Now we can lookup IP addresses by the associated hostname.

Adapting Node1

The management and the SQL node are both running in the same VM. Now that we introduced the hostnames for all machines, we need to reconfigure the cluster manager and the MySQL Server. The cluster configuration is stored in the file /opt/mysql/server-5.7/mysql-cluster/config.ini . Replace all the IP addresses with the corresponding host name.

root@node1:~# cat /opt/mysql/server-5.7/mysql-cluster/config.ini
[ndb_mgmd]
NodeId=1
# Management process options:
hostname= node1  # Hostname of the manager
datadir=/opt/mysql/server-5.7/mysql-cluster/cluster-data  # Directory for the log files

[ndbd]
NodeId=2
hostname= node2    # Hostname of the first data node
datadir=/usr/local/mysql/data   # Remote directory for the data files

[ndbd]
NodeId=3
hostname= node3
datadir=/usr/local/mysql/data   # Remote directory for the data files

[mysqld]
# SQL node options:
NodeId=4
hostname=node1

For reconfiguring the SQL node, we need to adapt the file /etc/my.cnf . We need to replace all IP addresses in this file too.

root@node1:~# cat /etc/my.cnf 
[mysqld_safe]
socket          = /tmp/mysql.sock
nice            = 0

[mysqld]
#
# * Basic Settings
#

user            = mysql
pid-file        = /tmp/mysql.pid
socket          = /tmp/mysql.sock
port            = 3306
basedir         = /opt/mysql/server-5.7
datadir         = /opt/mysql/server-5.7/data
tmpdir          = /tmp
skip-external-locking
bind-address=node1

key_buffer_size         = 16M
max_allowed_packet      = 16M
thread_stack            = 192K
thread_cache_size       = 8
query_cache_limit       = 1M
query_cache_size        = 16M

log_error = /var/log/mysql/error.log
expire_logs_days        = 10
max_binlog_size   = 100M

#
# ssl-ca=/etc/mysql/cacert.pem
# ssl-cert=/etc/mysql/server-cert.pem
# ssl-key=/etc/mysql/server-key.pem


sql_mode=NO_ENGINE_SUBSTITUTION,STRICT_TRANS_TABLES 

ndbcluster # run NDB storage engine
ndb-connectstring=node1

[mysql_cluster]
# Options for MySQL Cluster processes:
ndb-connectstring=node1 

If done, stop the cluster and the SQL node like this:

root@node1:~# /opt/mysql/server-5.7/bin/ndb_mgm -e shutdown
Connected to Management Server at: node1:1186
3 NDB Cluster node(s) have shutdown.

* EXTRACTED ENTRIES:
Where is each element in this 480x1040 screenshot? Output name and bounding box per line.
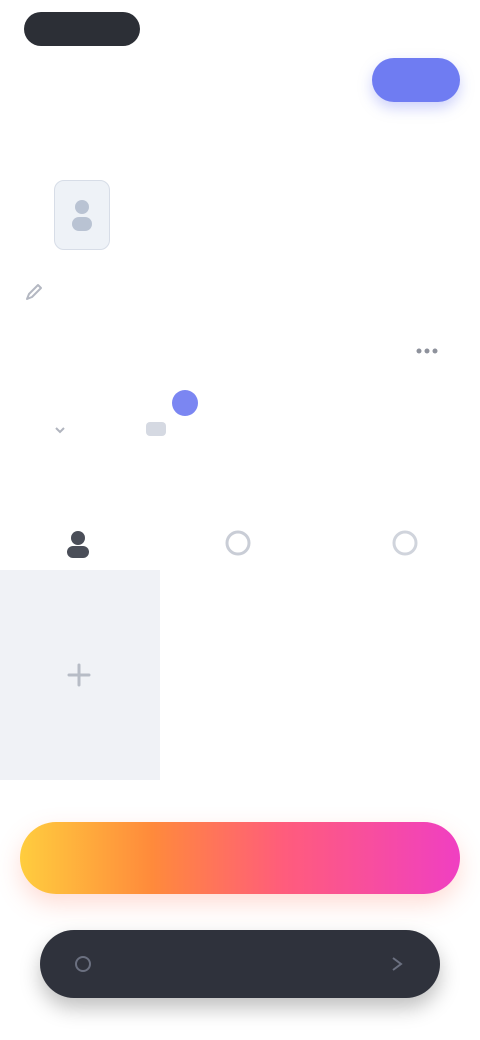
- page-subtitle: [28, 60, 138, 84]
- user-name-pill[interactable]: [24, 12, 140, 46]
- content-tab-third[interactable]: [385, 523, 425, 563]
- header: [0, 0, 480, 120]
- avatar[interactable]: [54, 180, 110, 250]
- stat-item[interactable]: [372, 200, 458, 246]
- chevron-icon: [55, 427, 65, 434]
- edit-profile-button[interactable]: [22, 280, 46, 304]
- app-screen: [0, 0, 480, 1040]
- left-icon: [68, 949, 98, 979]
- filter-button[interactable]: [46, 416, 74, 444]
- notification-badge: [172, 390, 198, 416]
- bottom-action-bar[interactable]: [40, 930, 440, 998]
- stat-item[interactable]: [265, 200, 351, 246]
- user-icon: [67, 531, 89, 558]
- add-content-tile[interactable]: [0, 570, 160, 780]
- more-icon: [416, 348, 438, 354]
- right-icon: [382, 949, 412, 979]
- pencil-icon: [26, 284, 42, 300]
- tab-bar: [40, 330, 460, 372]
- plus-icon: [67, 663, 91, 687]
- chat-icon: [146, 422, 166, 436]
- gradient-cta-button[interactable]: [20, 822, 460, 894]
- section-caption: [46, 478, 86, 496]
- content-type-row: [0, 515, 480, 575]
- tab-more-button[interactable]: [412, 348, 442, 354]
- message-button[interactable]: [142, 416, 170, 444]
- stat-item[interactable]: [158, 200, 244, 246]
- profile-label: [164, 158, 234, 180]
- status-text: [310, 72, 350, 88]
- primary-action-button[interactable]: [372, 58, 460, 102]
- top-right-label: [350, 18, 442, 42]
- circle-icon: [225, 530, 251, 556]
- profile-stats: [158, 200, 458, 246]
- person-icon: [72, 200, 92, 231]
- add-button[interactable]: [58, 654, 100, 696]
- content-tab-posts[interactable]: [58, 523, 98, 563]
- circle-icon: [392, 530, 418, 556]
- content-tab-second[interactable]: [218, 523, 258, 563]
- filter-row: [40, 390, 240, 460]
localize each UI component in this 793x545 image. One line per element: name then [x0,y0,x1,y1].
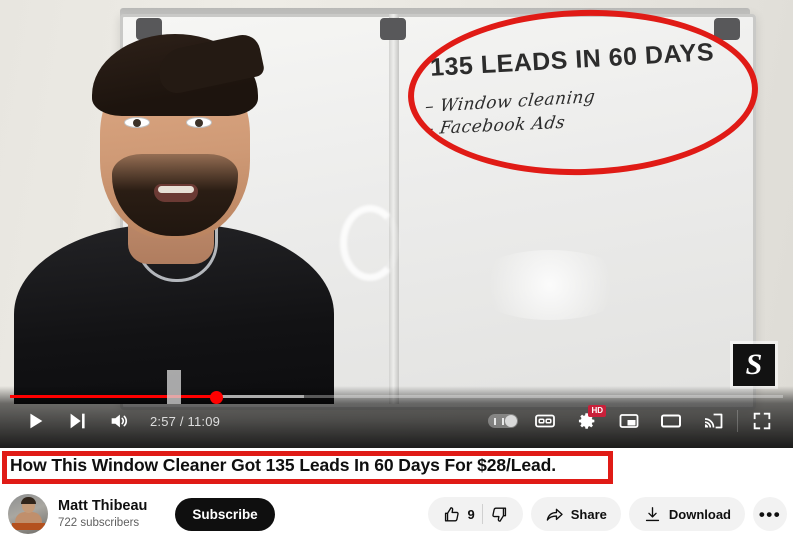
channel-watermark[interactable]: S [733,344,775,386]
next-button[interactable] [56,402,98,440]
thumbs-up-icon[interactable] [442,505,461,524]
autoplay-toggle[interactable] [482,402,524,440]
player-controls: 2:57 / 11:09 HD [0,370,793,448]
channel-info: Matt Thibeau 722 subscribers Subscribe [8,494,275,534]
whiteboard-divider [389,14,399,404]
progress-bar[interactable] [10,391,783,404]
controls-separator [737,410,738,432]
video-title: How This Window Cleaner Got 135 Leads In… [10,455,557,475]
settings-button[interactable]: HD [566,402,608,440]
player-left-controls: 2:57 / 11:09 [14,402,226,440]
presenter [8,4,338,404]
player-right-controls: HD [482,402,783,440]
more-actions-button[interactable]: ••• [753,497,787,531]
time-display: 2:57 / 11:09 [150,413,221,429]
cast-button[interactable] [692,402,734,440]
play-button[interactable] [14,402,56,440]
progress-played [10,395,216,398]
hd-badge: HD [588,405,606,417]
video-frame[interactable]: 135 LEADS IN 60 DAYS – Window cleaning –… [0,0,793,448]
video-player[interactable]: 135 LEADS IN 60 DAYS – Window cleaning –… [0,0,793,448]
download-button[interactable]: Download [628,497,745,531]
share-icon [545,505,564,524]
video-actions: 9 Share Download ••• [427,497,787,531]
subtitles-button[interactable] [524,402,566,440]
autoplay-icon [488,414,518,428]
thumbs-down-icon[interactable] [490,505,509,524]
channel-name[interactable]: Matt Thibeau [58,498,147,515]
presenter-mouth [154,184,198,202]
like-divider [481,504,483,524]
channel-text: Matt Thibeau 722 subscribers [58,498,147,530]
whiteboard-clip-mid [380,18,406,40]
youtube-watch-page: 135 LEADS IN 60 DAYS – Window cleaning –… [0,0,793,545]
presenter-eye-right [186,117,212,128]
fullscreen-button[interactable] [741,402,783,440]
download-icon [643,505,662,524]
progress-hover-preview [167,370,181,404]
whiteboard-glare [340,205,400,281]
like-dislike-group: 9 [427,497,523,531]
miniplayer-button[interactable] [608,402,650,440]
share-button[interactable]: Share [530,497,621,531]
channel-subscriber-count: 722 subscribers [58,516,140,529]
video-meta-row: Matt Thibeau 722 subscribers Subscribe 9 [0,487,793,545]
whiteboard-smudge [470,250,630,320]
watermark-letter: S [745,348,763,381]
share-label: Share [570,506,607,522]
subscribe-button[interactable]: Subscribe [175,497,275,531]
channel-avatar[interactable] [8,494,48,534]
theater-button[interactable] [650,402,692,440]
download-label: Download [668,506,731,522]
whiteboard-clip-right [714,18,740,40]
video-title-row: How This Window Cleaner Got 135 Leads In… [0,448,793,486]
volume-button[interactable] [98,402,140,440]
like-count: 9 [467,506,475,522]
presenter-eye-left [124,117,150,128]
more-icon: ••• [758,504,782,524]
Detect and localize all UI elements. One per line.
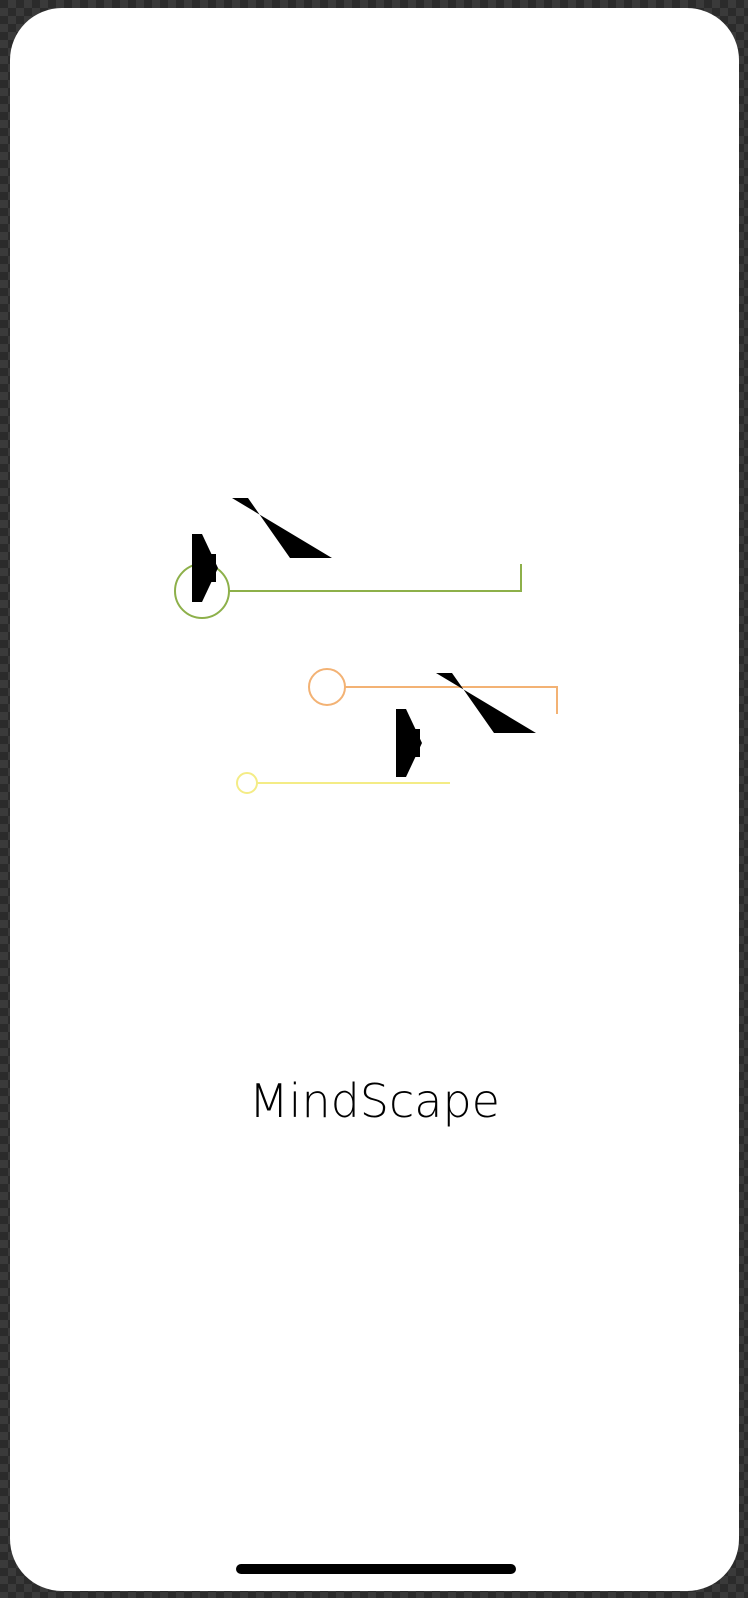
airplane-icon	[192, 498, 332, 602]
route-yellow-node	[236, 772, 258, 794]
splash-screen: MindScape	[10, 8, 739, 1591]
airplane-icon	[396, 673, 536, 777]
route-orange-node	[308, 668, 346, 706]
route-green-line	[229, 564, 522, 592]
home-indicator[interactable]	[236, 1564, 516, 1574]
route-green	[174, 563, 522, 619]
route-yellow	[236, 772, 450, 794]
app-title: MindScape	[248, 1074, 500, 1128]
splash-illustration	[174, 498, 558, 794]
route-orange	[308, 668, 558, 714]
route-orange-line	[345, 686, 558, 714]
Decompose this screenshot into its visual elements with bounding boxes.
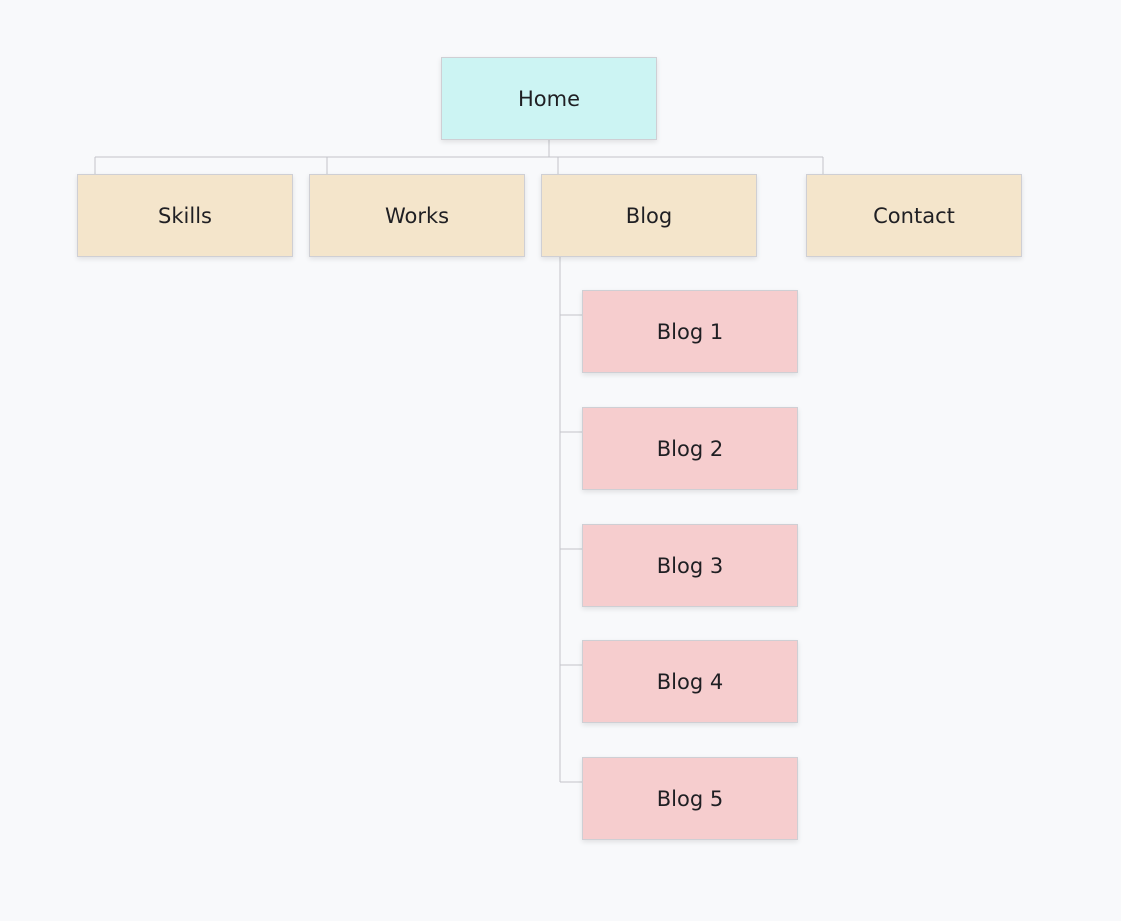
- node-blog-3[interactable]: Blog 3: [582, 524, 798, 607]
- node-blog-5-label: Blog 5: [656, 786, 724, 811]
- node-blog-label: Blog: [625, 203, 673, 228]
- node-contact-label: Contact: [873, 203, 955, 228]
- node-contact[interactable]: Contact: [806, 174, 1022, 257]
- node-blog-1[interactable]: Blog 1: [582, 290, 798, 373]
- node-works[interactable]: Works: [309, 174, 525, 257]
- node-blog-5[interactable]: Blog 5: [582, 757, 798, 840]
- node-skills-label: Skills: [158, 203, 212, 228]
- node-blog-4[interactable]: Blog 4: [582, 640, 798, 723]
- node-blog[interactable]: Blog: [541, 174, 757, 257]
- node-blog-4-label: Blog 4: [656, 669, 724, 694]
- node-blog-3-label: Blog 3: [656, 553, 724, 578]
- node-works-label: Works: [384, 203, 450, 228]
- node-blog-2[interactable]: Blog 2: [582, 407, 798, 490]
- node-home-label: Home: [517, 86, 580, 111]
- node-blog-2-label: Blog 2: [656, 436, 724, 461]
- node-home[interactable]: Home: [441, 57, 657, 140]
- sitemap-diagram: Home Skills Works Blog Contact Blog 1 Bl…: [0, 0, 1121, 921]
- node-blog-1-label: Blog 1: [656, 319, 724, 344]
- node-skills[interactable]: Skills: [77, 174, 293, 257]
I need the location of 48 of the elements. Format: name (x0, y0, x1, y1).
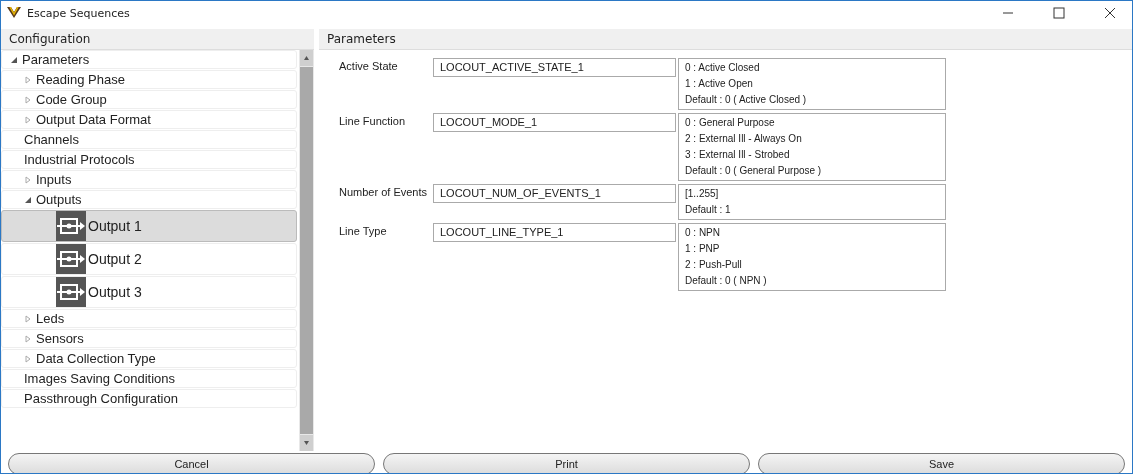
action-button[interactable]: Cancel (8, 453, 375, 473)
expand-arrow-icon[interactable] (24, 95, 32, 104)
parameter-info: 0 : General Purpose 2 : External Ill - Always On 3 : External Ill - Strobed Default : 0 ( General Purpose ) (678, 113, 946, 181)
window-title: Escape Sequences (27, 6, 131, 20)
output-module-icon (56, 277, 86, 307)
output-module-icon (56, 244, 86, 274)
parameter-info: 0 : Active Closed 1 : Active Open Default : 0 ( Active Closed ) (678, 58, 946, 110)
output-module-icon (56, 211, 86, 241)
tree-item[interactable]: Leds (1, 309, 297, 328)
action-button[interactable]: Save (758, 453, 1125, 473)
parameter-label: Active State (339, 59, 399, 72)
parameter-label: Number of Events (339, 185, 429, 198)
tree-item[interactable]: Parameters (1, 50, 297, 69)
app-logo-icon (7, 7, 21, 19)
expand-arrow-icon[interactable] (24, 175, 32, 184)
tree-item[interactable]: Output Data Format (1, 110, 297, 129)
tree-item[interactable]: Code Group (1, 90, 297, 109)
scrollbar-thumb[interactable] (300, 67, 313, 434)
parameter-field[interactable]: LOCOUT_LINE_TYPE_1 (433, 223, 676, 242)
expand-arrow-icon[interactable] (24, 354, 32, 363)
parameter-label: Line Function (339, 114, 407, 127)
collapse-arrow-icon[interactable] (24, 195, 32, 204)
expand-arrow-icon[interactable] (24, 334, 32, 343)
tree-item[interactable]: Images Saving Conditions (1, 369, 297, 388)
tree-item[interactable]: Output 2 (1, 243, 297, 275)
tree-item[interactable]: Sensors (1, 329, 297, 348)
parameter-label: Line Type (339, 224, 388, 237)
parameter-info: [1..255] Default : 1 (678, 184, 946, 220)
tree-item[interactable]: Reading Phase (1, 70, 297, 89)
expand-arrow-icon[interactable] (24, 115, 32, 124)
tree-item[interactable]: Passthrough Configuration (1, 389, 297, 408)
parameter-field[interactable]: LOCOUT_MODE_1 (433, 113, 676, 132)
tree-item[interactable]: Inputs (1, 170, 297, 189)
tree-item[interactable]: Outputs (1, 190, 297, 209)
tree-item[interactable]: Output 1 (1, 210, 297, 242)
tree-item[interactable]: Industrial Protocols (1, 150, 297, 169)
tree-item[interactable]: Output 3 (1, 276, 297, 308)
parameter-field[interactable]: LOCOUT_NUM_OF_EVENTS_1 (433, 184, 676, 203)
parameter-field[interactable]: LOCOUT_ACTIVE_STATE_1 (433, 58, 676, 77)
expand-arrow-icon[interactable] (24, 75, 32, 84)
tree-item[interactable]: Data Collection Type (1, 349, 297, 368)
expand-arrow-icon[interactable] (24, 314, 32, 323)
tree-item[interactable]: Channels (1, 130, 297, 149)
sidebar-header: Configuration (1, 29, 314, 50)
parameter-info: 0 : NPN 1 : PNP 2 : Push-Pull Default : 0 ( NPN ) (678, 223, 946, 291)
collapse-arrow-icon[interactable] (10, 55, 18, 64)
panel-header: Parameters (319, 29, 1132, 50)
action-button[interactable]: Print (383, 453, 750, 473)
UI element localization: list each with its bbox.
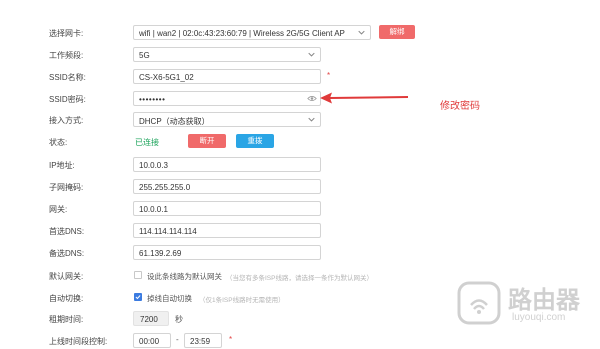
online-time-separator: - <box>176 335 179 344</box>
pwd-row: SSID密码: •••••••• <box>0 91 600 107</box>
chevron-down-icon <box>358 30 365 35</box>
dns2-row: 备选DNS: 61.139.2.69 <box>0 245 600 261</box>
default-gateway-checkbox[interactable] <box>134 271 142 279</box>
online-end-input[interactable]: 23:59 <box>184 333 222 348</box>
dns2-input[interactable]: 61.139.2.69 <box>133 245 321 260</box>
required-star: * <box>327 71 331 80</box>
ip-row: IP地址: 10.0.0.3 <box>0 157 600 173</box>
access-row: 接入方式: DHCP（动态获取） <box>0 112 600 128</box>
gateway-label: 网关: <box>49 205 68 214</box>
unbind-button[interactable]: 解绑 <box>379 25 415 39</box>
mask-input-value: 255.255.255.0 <box>139 183 191 192</box>
ssid-row: SSID名称: CS-X6-5G1_02 * <box>0 69 600 85</box>
annotation-text: 修改密码 <box>440 101 480 112</box>
checkmark-icon <box>135 295 141 300</box>
status-row: 状态: 已连接 断开 重拨 <box>0 134 600 150</box>
lease-input[interactable]: 7200 <box>133 311 169 326</box>
ip-input[interactable]: 10.0.0.3 <box>133 157 321 172</box>
online-end-value: 23:59 <box>190 337 211 346</box>
ip-input-value: 10.0.0.3 <box>139 161 168 170</box>
ssid-label: SSID名称: <box>49 73 86 82</box>
watermark: 路由器 luyouqi.com <box>456 276 596 336</box>
mask-label: 子网掩码: <box>49 183 84 192</box>
lease-unit: 秒 <box>175 315 183 324</box>
default-gateway-check-label: 设此条线路为默认网关 <box>147 272 222 281</box>
ip-label: IP地址: <box>49 161 75 170</box>
nic-row: 选择网卡: wifi | wan2 | 02:0c:43:23:60:79 | … <box>0 25 600 41</box>
redial-button[interactable]: 重拨 <box>236 134 274 148</box>
access-select[interactable]: DHCP（动态获取） <box>133 112 321 127</box>
dns2-label: 备选DNS: <box>49 249 85 258</box>
gateway-input-value: 10.0.0.1 <box>139 205 168 214</box>
nic-select-value: wifi | wan2 | 02:0c:43:23:60:79 | Wirele… <box>139 29 345 38</box>
required-star: * <box>229 335 233 344</box>
chevron-down-icon <box>308 52 315 57</box>
access-select-value: DHCP（动态获取） <box>139 117 210 126</box>
auto-switch-check-label: 掉线自动切换 <box>147 294 192 303</box>
disconnect-button[interactable]: 断开 <box>188 134 226 148</box>
dns1-input-value: 114.114.114.114 <box>139 227 197 236</box>
dns1-label: 首选DNS: <box>49 227 85 236</box>
dns1-row: 首选DNS: 114.114.114.114 <box>0 223 600 239</box>
online-start-input[interactable]: 00:00 <box>133 333 171 348</box>
status-value: 已连接 <box>135 138 159 147</box>
mask-input[interactable]: 255.255.255.0 <box>133 179 321 194</box>
lease-label: 租期时间: <box>49 315 84 324</box>
online-time-label: 上线时间段控制: <box>49 337 108 346</box>
nic-label: 选择网卡: <box>49 29 84 38</box>
auto-switch-hint: （仅1条ISP线路时无需使用） <box>199 297 285 304</box>
default-gateway-label: 默认网关: <box>49 272 84 281</box>
password-input-value: •••••••• <box>139 95 166 104</box>
access-label: 接入方式: <box>49 116 84 125</box>
dns1-input[interactable]: 114.114.114.114 <box>133 223 321 238</box>
auto-switch-checkbox[interactable] <box>134 293 142 301</box>
mask-row: 子网掩码: 255.255.255.0 <box>0 179 600 195</box>
ssid-input-value: CS-X6-5G1_02 <box>139 73 194 82</box>
lease-input-value: 7200 <box>140 315 158 324</box>
band-label: 工作频段: <box>49 51 84 60</box>
nic-select[interactable]: wifi | wan2 | 02:0c:43:23:60:79 | Wirele… <box>133 25 371 40</box>
password-input[interactable]: •••••••• <box>133 91 321 106</box>
online-start-value: 00:00 <box>139 337 160 346</box>
router-logo-icon <box>457 281 501 325</box>
default-gateway-hint: （当您有多条ISP线路，请选择一条作为默认网关） <box>226 275 373 282</box>
auto-switch-label: 自动切换: <box>49 294 84 303</box>
annotation-arrow <box>320 92 409 104</box>
watermark-sub: luyouqi.com <box>512 312 566 323</box>
eye-icon[interactable] <box>307 95 317 102</box>
band-select[interactable]: 5G <box>133 47 321 62</box>
gateway-row: 网关: 10.0.0.1 <box>0 201 600 217</box>
status-label: 状态: <box>49 138 68 147</box>
band-select-value: 5G <box>139 51 150 60</box>
pwd-label: SSID密码: <box>49 95 86 104</box>
ssid-input[interactable]: CS-X6-5G1_02 <box>133 69 321 84</box>
watermark-title: 路由器 <box>508 287 580 314</box>
dns2-input-value: 61.139.2.69 <box>139 249 182 258</box>
gateway-input[interactable]: 10.0.0.1 <box>133 201 321 216</box>
chevron-down-icon <box>308 117 315 122</box>
band-row: 工作频段: 5G <box>0 47 600 63</box>
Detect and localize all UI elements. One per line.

* OBJECTIVE:
Answer these questions using the text on configuring the MySQL Cluster.
1. In which file is the cluster configuration stored?
2. What port is set in /etc/my.cnf?
3. How many NDB Cluster nodes are reported as shut down?
The lines have no connection to the text on configuring the MySQL Cluster.

* IN RESPONSE:
1. /opt/mysql/server-5.7/mysql-cluster/config.ini
2. 3306
3. 3